(Dataset excerpts)
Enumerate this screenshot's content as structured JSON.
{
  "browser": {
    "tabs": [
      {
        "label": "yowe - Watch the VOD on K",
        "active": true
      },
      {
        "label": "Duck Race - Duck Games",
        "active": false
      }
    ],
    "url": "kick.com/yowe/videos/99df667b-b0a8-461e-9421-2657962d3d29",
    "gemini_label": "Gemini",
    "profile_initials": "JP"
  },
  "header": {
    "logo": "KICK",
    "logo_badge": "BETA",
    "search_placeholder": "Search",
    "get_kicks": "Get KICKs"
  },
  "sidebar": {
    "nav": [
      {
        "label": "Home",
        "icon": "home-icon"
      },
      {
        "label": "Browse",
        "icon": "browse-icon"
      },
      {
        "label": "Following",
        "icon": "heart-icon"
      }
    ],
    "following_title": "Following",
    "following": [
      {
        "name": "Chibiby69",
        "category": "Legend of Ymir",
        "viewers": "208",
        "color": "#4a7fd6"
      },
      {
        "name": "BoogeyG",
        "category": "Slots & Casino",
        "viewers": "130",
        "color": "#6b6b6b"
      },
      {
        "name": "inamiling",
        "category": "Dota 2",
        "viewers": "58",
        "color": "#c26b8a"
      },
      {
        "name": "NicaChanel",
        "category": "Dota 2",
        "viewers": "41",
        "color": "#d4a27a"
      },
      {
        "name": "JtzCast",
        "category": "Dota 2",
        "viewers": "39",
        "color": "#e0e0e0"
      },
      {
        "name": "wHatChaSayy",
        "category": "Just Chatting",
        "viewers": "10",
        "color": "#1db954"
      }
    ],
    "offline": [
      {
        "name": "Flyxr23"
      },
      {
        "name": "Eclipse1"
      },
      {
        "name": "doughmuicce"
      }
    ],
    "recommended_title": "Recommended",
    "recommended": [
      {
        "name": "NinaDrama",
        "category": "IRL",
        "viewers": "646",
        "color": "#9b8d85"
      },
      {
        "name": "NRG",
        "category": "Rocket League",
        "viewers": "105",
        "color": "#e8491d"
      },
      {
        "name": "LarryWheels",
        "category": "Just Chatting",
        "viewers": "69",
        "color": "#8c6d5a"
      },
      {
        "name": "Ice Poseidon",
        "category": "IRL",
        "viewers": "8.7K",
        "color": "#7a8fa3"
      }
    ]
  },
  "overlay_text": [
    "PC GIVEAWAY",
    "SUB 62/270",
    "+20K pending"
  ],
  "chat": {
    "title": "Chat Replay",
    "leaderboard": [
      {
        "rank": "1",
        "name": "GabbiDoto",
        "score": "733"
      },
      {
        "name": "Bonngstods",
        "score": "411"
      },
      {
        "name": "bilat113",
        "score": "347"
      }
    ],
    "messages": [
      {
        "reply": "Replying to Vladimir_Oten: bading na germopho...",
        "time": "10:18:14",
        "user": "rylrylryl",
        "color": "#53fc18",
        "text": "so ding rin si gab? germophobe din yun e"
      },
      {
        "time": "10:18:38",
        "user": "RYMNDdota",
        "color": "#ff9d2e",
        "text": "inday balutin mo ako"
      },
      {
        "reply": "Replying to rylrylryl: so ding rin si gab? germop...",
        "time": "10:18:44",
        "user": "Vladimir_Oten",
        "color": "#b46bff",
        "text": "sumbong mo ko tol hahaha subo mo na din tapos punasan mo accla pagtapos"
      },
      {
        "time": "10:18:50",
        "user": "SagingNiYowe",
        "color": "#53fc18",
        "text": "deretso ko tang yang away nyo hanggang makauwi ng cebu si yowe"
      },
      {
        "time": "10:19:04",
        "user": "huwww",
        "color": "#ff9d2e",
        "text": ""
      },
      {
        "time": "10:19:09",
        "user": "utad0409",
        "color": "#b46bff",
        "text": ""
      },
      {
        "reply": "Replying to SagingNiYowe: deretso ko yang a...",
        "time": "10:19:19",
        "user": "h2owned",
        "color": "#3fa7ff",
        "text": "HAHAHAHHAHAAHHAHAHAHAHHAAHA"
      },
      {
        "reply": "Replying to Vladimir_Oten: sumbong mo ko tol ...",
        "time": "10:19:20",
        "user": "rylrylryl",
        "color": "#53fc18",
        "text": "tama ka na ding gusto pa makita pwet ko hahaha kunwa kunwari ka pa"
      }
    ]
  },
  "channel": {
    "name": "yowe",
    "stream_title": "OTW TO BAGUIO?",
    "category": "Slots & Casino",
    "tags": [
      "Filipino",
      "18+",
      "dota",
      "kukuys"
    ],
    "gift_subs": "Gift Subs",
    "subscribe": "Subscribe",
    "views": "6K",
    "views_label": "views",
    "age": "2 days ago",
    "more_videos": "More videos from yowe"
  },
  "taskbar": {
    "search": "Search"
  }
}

WORK REQUIRED: Find the word "yang" in the data and copy out each line where it turns up.

SOLUTION FOR THIS EXERCISE:
        "text": "deretso ko tang yang away nyo hanggang makauwi ng cebu si yowe"
        "reply": "Replying to SagingNiYowe: deretso ko yang a...",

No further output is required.